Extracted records
- - -
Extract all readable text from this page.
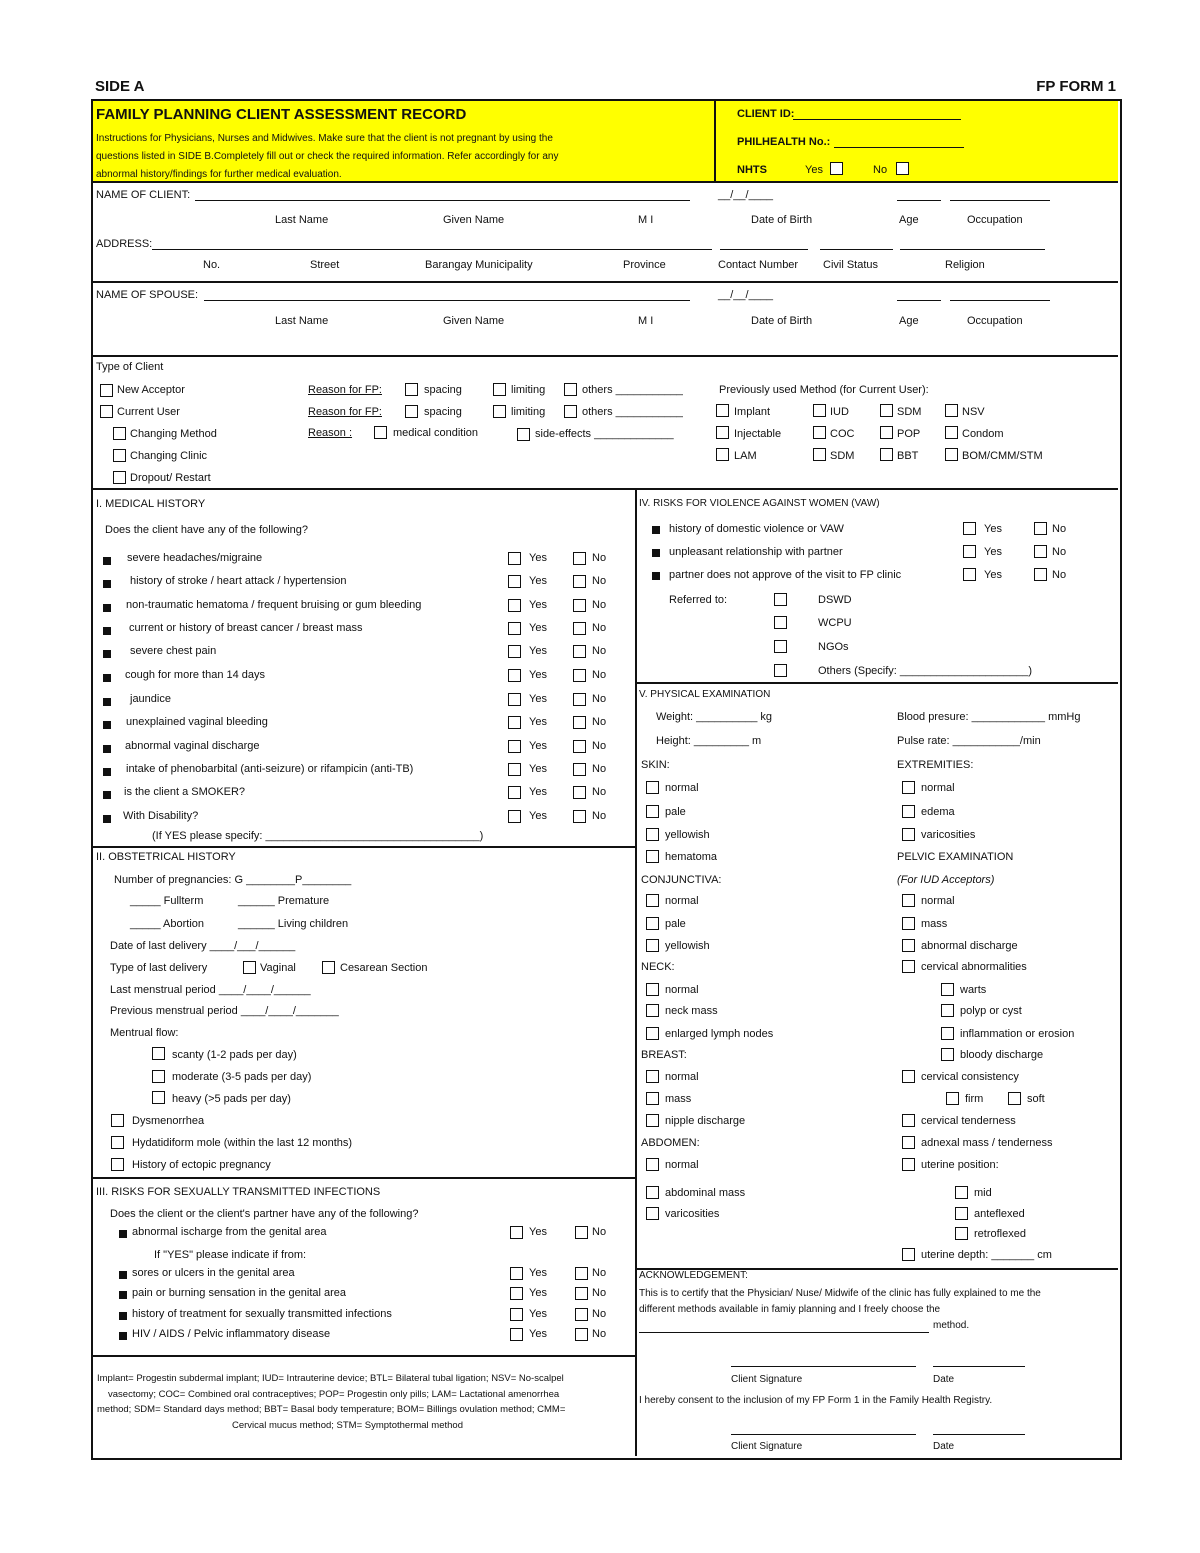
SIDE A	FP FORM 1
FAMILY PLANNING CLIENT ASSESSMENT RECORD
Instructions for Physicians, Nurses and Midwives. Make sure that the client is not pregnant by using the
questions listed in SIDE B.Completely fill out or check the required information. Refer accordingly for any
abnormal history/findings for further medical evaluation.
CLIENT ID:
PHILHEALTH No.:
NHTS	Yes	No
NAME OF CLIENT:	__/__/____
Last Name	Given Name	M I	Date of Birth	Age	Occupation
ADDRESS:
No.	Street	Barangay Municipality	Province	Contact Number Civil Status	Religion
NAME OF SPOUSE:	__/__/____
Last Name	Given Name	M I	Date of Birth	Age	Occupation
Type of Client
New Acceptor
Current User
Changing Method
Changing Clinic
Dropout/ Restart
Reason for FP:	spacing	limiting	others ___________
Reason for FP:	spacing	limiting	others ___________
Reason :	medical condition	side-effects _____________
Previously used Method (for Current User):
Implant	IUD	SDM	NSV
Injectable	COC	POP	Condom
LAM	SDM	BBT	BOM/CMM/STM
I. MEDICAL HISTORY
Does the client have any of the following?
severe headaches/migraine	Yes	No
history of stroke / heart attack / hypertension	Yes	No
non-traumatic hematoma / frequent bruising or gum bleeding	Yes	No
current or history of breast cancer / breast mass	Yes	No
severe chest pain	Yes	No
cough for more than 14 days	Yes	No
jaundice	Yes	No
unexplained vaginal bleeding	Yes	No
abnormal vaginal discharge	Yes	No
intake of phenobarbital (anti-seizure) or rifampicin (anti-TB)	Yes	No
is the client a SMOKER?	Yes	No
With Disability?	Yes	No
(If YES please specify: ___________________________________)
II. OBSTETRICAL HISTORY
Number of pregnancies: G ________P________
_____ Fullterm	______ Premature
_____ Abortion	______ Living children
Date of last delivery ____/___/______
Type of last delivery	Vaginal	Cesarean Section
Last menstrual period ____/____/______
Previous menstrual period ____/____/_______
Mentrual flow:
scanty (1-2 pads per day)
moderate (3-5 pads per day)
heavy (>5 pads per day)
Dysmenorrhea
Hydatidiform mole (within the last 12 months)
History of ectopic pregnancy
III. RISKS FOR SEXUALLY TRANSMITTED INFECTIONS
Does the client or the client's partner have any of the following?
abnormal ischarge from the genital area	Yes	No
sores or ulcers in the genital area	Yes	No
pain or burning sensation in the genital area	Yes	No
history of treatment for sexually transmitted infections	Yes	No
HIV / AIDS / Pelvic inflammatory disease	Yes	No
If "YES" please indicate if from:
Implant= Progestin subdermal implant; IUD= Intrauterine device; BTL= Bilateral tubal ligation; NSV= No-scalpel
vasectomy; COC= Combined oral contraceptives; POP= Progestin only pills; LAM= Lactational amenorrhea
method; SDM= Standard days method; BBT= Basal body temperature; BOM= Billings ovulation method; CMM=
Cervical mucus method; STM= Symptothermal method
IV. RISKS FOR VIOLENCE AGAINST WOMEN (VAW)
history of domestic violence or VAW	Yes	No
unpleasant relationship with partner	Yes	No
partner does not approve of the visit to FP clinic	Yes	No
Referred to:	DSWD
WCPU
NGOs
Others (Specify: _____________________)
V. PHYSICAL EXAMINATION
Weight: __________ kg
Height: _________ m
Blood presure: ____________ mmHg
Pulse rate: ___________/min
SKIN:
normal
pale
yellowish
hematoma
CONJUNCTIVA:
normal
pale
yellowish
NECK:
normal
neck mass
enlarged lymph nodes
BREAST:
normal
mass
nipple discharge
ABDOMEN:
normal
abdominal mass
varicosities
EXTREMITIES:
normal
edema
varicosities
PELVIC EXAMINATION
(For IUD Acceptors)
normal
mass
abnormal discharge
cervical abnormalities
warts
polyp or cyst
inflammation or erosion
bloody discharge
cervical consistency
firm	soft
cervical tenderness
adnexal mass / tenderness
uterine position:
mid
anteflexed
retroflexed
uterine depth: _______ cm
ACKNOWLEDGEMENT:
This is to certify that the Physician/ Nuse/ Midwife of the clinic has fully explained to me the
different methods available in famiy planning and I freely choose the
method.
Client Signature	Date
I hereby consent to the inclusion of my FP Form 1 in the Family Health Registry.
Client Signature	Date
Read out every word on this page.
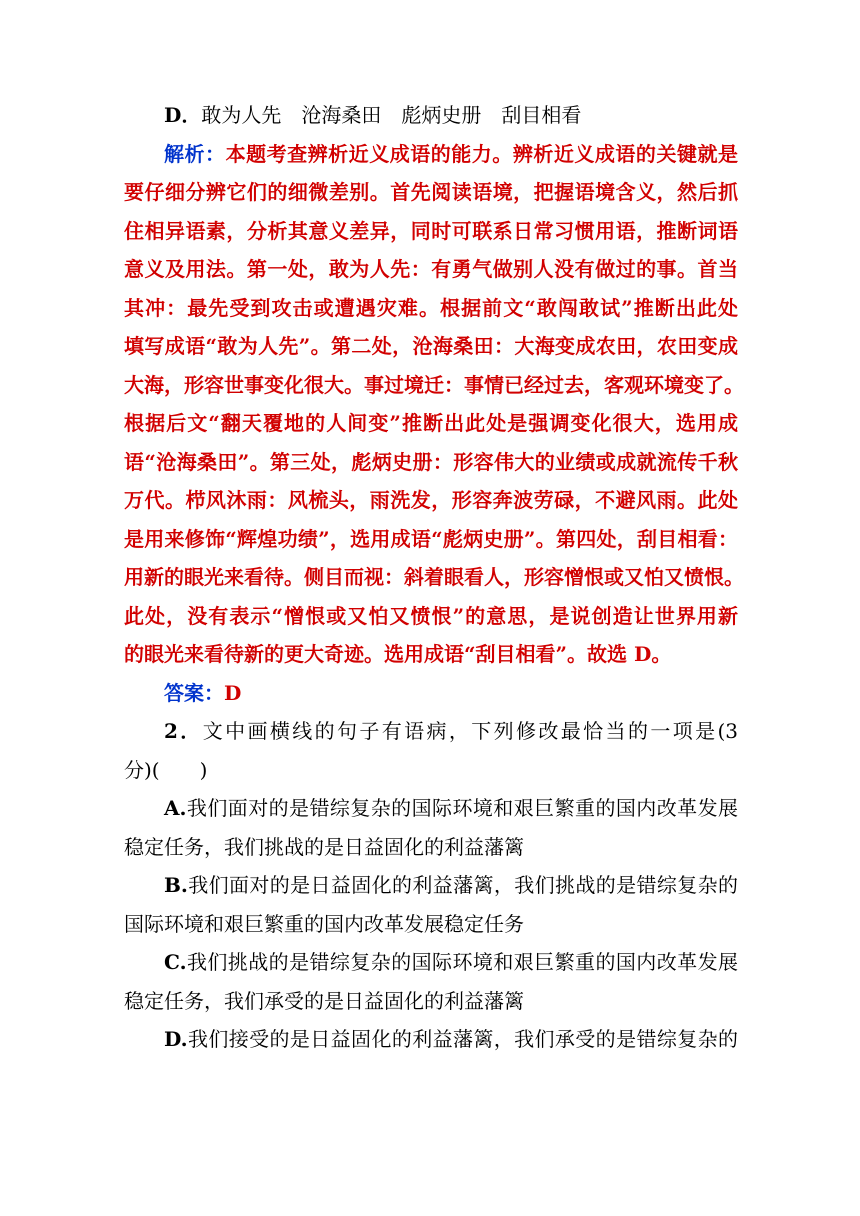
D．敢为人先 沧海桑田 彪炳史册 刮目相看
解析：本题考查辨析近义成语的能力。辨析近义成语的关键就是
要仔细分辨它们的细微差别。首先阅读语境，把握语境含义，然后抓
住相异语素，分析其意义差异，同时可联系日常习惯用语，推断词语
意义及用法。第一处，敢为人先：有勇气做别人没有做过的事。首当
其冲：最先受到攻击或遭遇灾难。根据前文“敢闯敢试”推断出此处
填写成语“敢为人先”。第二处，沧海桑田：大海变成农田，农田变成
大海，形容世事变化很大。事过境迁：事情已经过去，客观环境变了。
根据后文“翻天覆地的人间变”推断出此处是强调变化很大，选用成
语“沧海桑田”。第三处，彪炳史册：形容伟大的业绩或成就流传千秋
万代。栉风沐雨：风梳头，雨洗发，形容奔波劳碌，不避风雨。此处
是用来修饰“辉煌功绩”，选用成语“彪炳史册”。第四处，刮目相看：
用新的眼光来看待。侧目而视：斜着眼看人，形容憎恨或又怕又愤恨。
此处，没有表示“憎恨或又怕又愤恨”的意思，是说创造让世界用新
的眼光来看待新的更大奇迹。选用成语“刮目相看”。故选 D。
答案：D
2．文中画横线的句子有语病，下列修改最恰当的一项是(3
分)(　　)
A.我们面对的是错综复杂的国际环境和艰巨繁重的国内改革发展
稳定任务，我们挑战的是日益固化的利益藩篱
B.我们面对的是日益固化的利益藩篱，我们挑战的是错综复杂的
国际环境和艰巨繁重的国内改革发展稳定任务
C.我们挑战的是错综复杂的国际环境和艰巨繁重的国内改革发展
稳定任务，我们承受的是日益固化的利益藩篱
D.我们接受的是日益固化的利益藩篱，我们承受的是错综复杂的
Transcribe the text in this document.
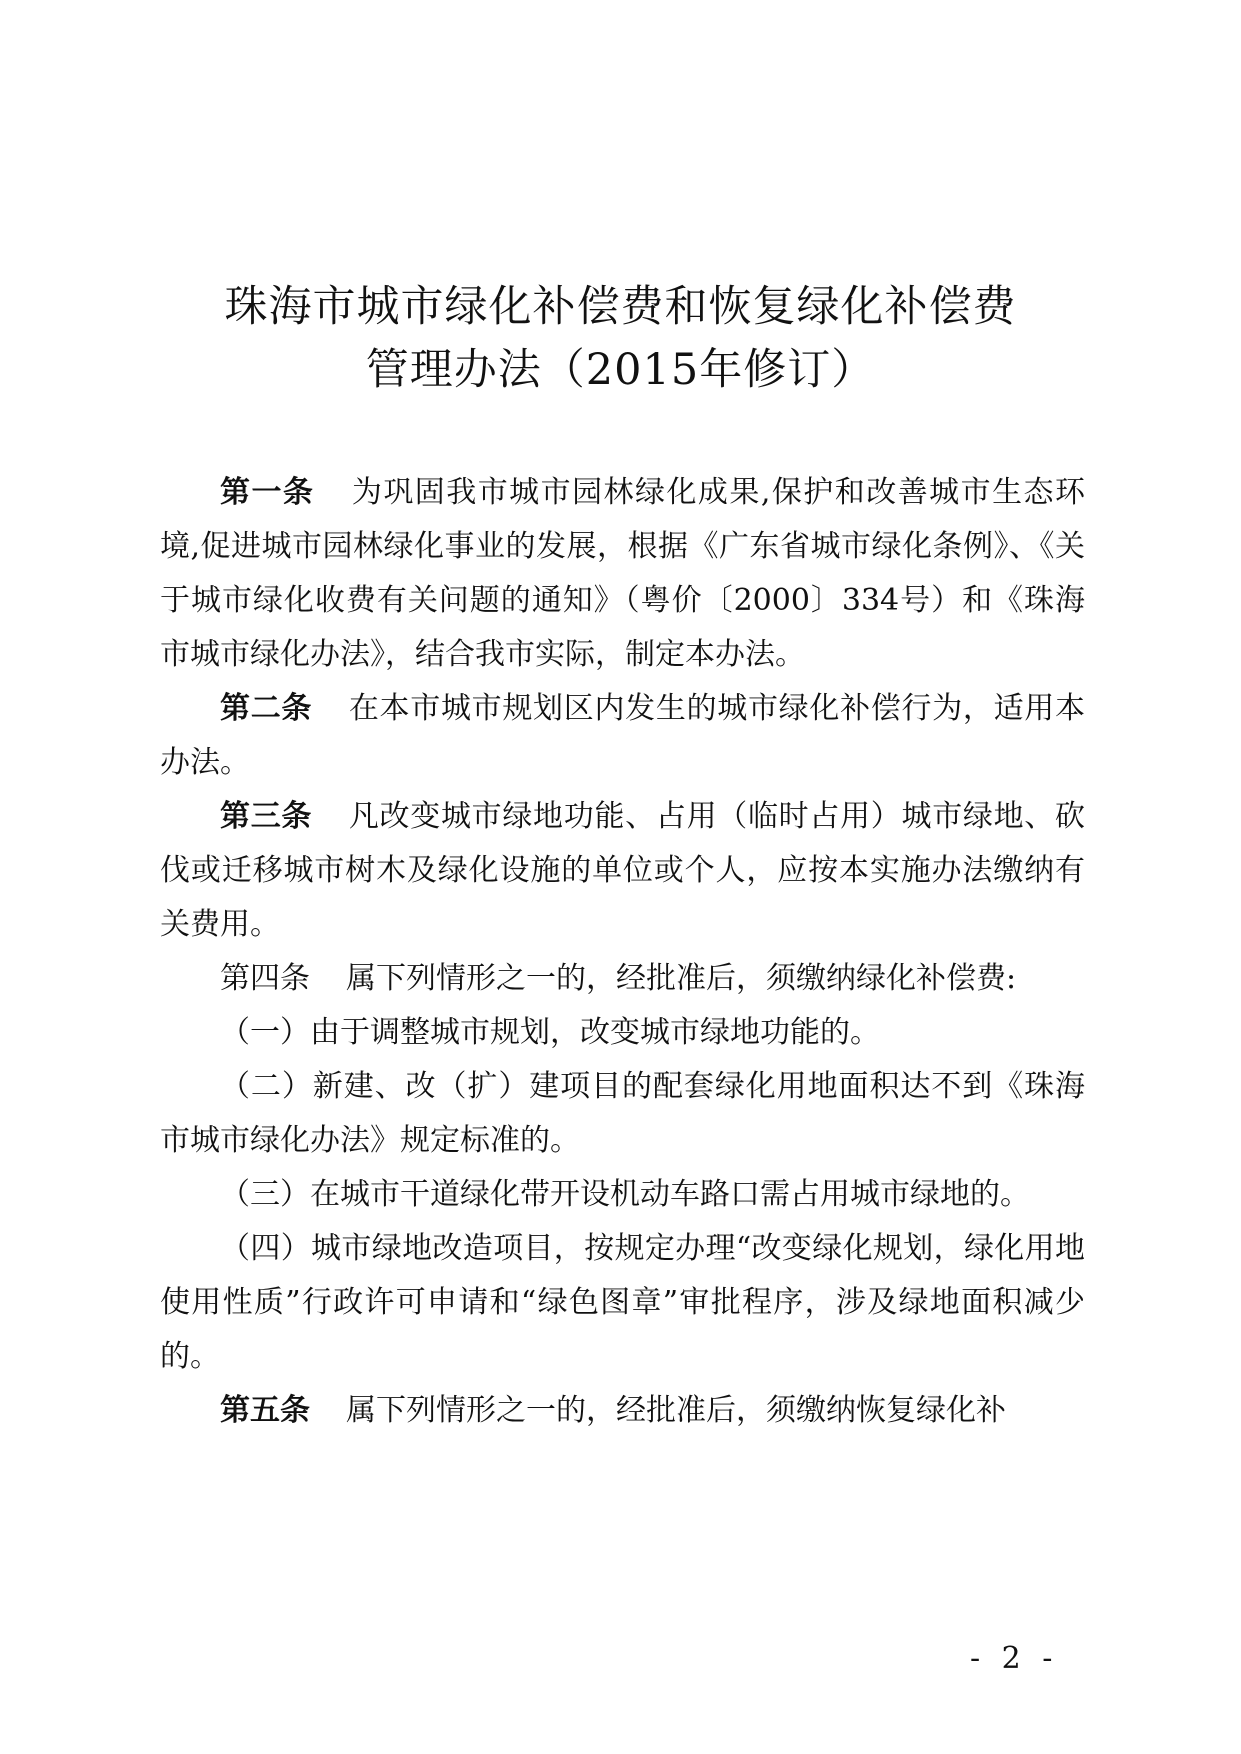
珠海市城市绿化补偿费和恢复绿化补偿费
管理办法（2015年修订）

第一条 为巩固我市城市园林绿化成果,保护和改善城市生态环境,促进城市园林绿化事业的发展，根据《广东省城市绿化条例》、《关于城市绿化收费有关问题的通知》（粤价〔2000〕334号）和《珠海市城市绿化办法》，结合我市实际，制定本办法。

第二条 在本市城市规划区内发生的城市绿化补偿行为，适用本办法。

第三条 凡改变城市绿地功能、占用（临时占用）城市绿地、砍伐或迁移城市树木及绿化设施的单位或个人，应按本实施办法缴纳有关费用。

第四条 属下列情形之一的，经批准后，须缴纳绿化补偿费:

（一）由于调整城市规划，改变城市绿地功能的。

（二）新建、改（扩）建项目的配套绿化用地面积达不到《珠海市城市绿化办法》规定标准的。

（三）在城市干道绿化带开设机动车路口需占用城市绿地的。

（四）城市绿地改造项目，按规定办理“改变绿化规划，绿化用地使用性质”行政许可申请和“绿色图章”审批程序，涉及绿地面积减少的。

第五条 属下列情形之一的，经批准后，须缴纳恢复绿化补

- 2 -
- - -
_WORK REQUIRED_. Look through the entries above and report the number of lines that contain "User". Write only the number.

_ANSWER_. 2